___ Dataset entries
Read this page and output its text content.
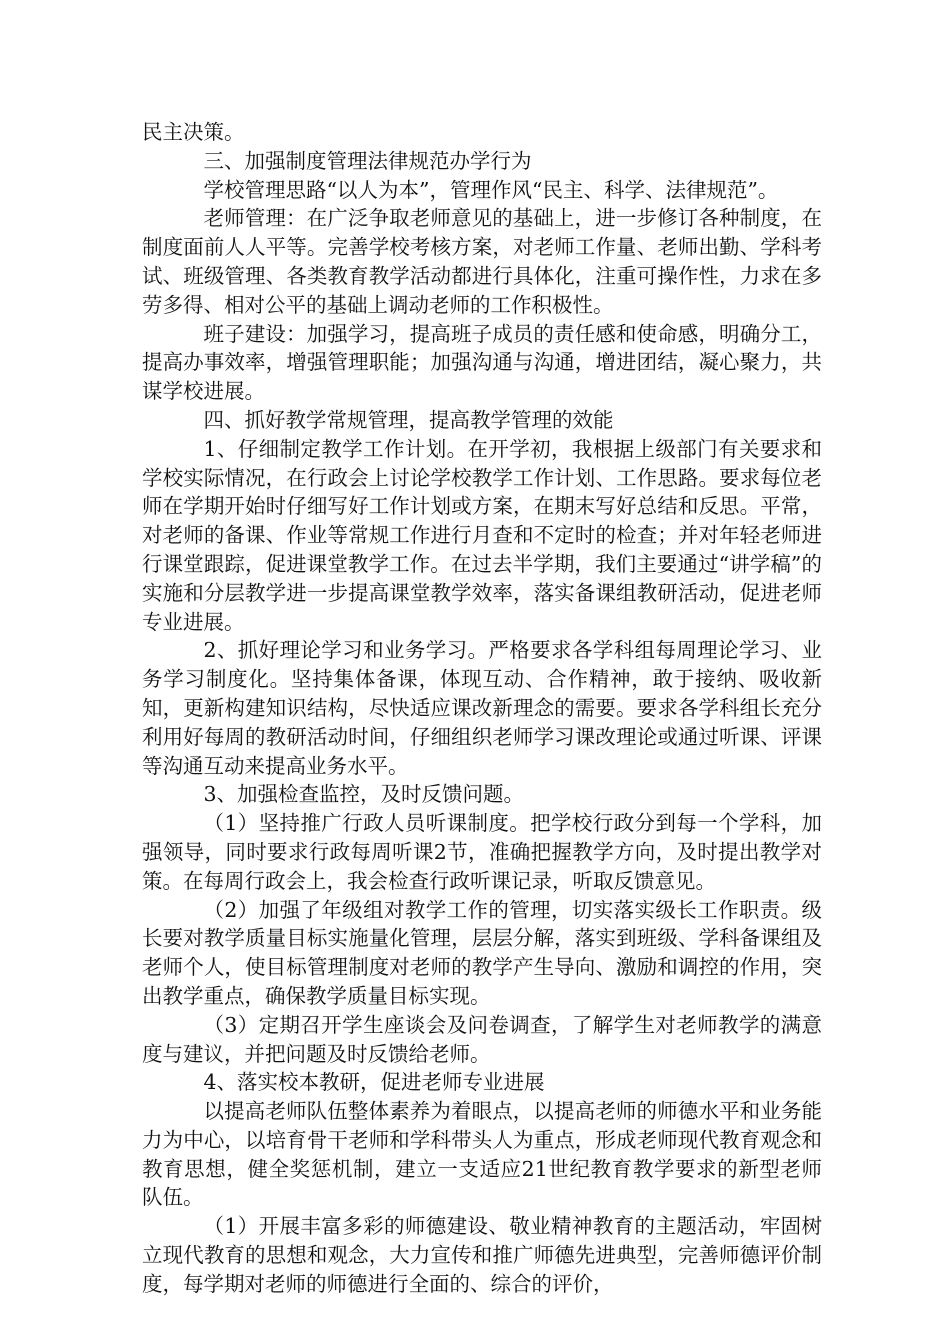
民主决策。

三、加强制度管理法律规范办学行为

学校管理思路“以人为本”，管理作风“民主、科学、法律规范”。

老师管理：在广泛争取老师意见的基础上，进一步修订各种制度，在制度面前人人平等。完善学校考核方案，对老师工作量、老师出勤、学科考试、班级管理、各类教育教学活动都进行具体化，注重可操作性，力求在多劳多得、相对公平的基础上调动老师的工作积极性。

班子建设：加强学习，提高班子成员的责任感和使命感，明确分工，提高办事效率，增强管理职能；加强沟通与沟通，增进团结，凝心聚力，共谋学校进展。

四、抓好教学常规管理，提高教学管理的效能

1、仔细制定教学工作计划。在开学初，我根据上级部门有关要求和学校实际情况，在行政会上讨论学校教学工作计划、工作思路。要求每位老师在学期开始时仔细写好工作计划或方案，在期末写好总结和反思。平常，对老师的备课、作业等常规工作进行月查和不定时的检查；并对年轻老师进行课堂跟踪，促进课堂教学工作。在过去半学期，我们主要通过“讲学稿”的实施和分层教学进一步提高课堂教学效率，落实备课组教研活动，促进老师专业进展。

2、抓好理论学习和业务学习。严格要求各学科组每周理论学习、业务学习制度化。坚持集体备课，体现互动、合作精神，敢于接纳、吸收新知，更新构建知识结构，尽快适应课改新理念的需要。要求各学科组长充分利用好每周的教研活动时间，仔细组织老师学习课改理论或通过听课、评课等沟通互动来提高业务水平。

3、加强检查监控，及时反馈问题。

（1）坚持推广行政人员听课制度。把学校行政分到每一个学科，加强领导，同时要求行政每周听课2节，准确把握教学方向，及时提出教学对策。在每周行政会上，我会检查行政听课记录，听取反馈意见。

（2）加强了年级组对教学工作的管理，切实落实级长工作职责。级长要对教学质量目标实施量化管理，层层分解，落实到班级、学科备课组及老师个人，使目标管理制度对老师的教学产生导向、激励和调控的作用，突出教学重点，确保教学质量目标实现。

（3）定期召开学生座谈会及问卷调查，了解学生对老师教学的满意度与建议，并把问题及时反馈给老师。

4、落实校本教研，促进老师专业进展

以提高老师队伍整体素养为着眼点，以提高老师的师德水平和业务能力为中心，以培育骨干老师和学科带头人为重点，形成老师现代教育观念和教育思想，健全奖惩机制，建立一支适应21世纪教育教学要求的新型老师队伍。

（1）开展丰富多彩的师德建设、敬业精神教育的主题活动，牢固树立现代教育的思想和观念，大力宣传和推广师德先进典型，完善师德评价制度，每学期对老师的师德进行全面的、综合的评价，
______
What you return should match the records above word for word, minus the pictures.

Read this page and output its text content.
民主决策。

三、加强制度管理法律规范办学行为

学校管理思路“以人为本”，管理作风“民主、科学、法律规范”。

老师管理：在广泛争取老师意见的基础上，进一步修订各种制度，在制度面前人人平等。完善学校考核方案，对老师工作量、老师出勤、学科考试、班级管理、各类教育教学活动都进行具体化，注重可操作性，力求在多劳多得、相对公平的基础上调动老师的工作积极性。

班子建设：加强学习，提高班子成员的责任感和使命感，明确分工，提高办事效率，增强管理职能；加强沟通与沟通，增进团结，凝心聚力，共谋学校进展。

四、抓好教学常规管理，提高教学管理的效能

1、仔细制定教学工作计划。在开学初，我根据上级部门有关要求和学校实际情况，在行政会上讨论学校教学工作计划、工作思路。要求每位老师在学期开始时仔细写好工作计划或方案，在期末写好总结和反思。平常，对老师的备课、作业等常规工作进行月查和不定时的检查；并对年轻老师进行课堂跟踪，促进课堂教学工作。在过去半学期，我们主要通过“讲学稿”的实施和分层教学进一步提高课堂教学效率，落实备课组教研活动，促进老师专业进展。

2、抓好理论学习和业务学习。严格要求各学科组每周理论学习、业务学习制度化。坚持集体备课，体现互动、合作精神，敢于接纳、吸收新知，更新构建知识结构，尽快适应课改新理念的需要。要求各学科组长充分利用好每周的教研活动时间，仔细组织老师学习课改理论或通过听课、评课等沟通互动来提高业务水平。

3、加强检查监控，及时反馈问题。

（1）坚持推广行政人员听课制度。把学校行政分到每一个学科，加强领导，同时要求行政每周听课2节，准确把握教学方向，及时提出教学对策。在每周行政会上，我会检查行政听课记录，听取反馈意见。

（2）加强了年级组对教学工作的管理，切实落实级长工作职责。级长要对教学质量目标实施量化管理，层层分解，落实到班级、学科备课组及老师个人，使目标管理制度对老师的教学产生导向、激励和调控的作用，突出教学重点，确保教学质量目标实现。

（3）定期召开学生座谈会及问卷调查，了解学生对老师教学的满意度与建议，并把问题及时反馈给老师。

4、落实校本教研，促进老师专业进展

以提高老师队伍整体素养为着眼点，以提高老师的师德水平和业务能力为中心，以培育骨干老师和学科带头人为重点，形成老师现代教育观念和教育思想，健全奖惩机制，建立一支适应21世纪教育教学要求的新型老师队伍。

（1）开展丰富多彩的师德建设、敬业精神教育的主题活动，牢固树立现代教育的思想和观念，大力宣传和推广师德先进典型，完善师德评价制度，每学期对老师的师德进行全面的、综合的评价，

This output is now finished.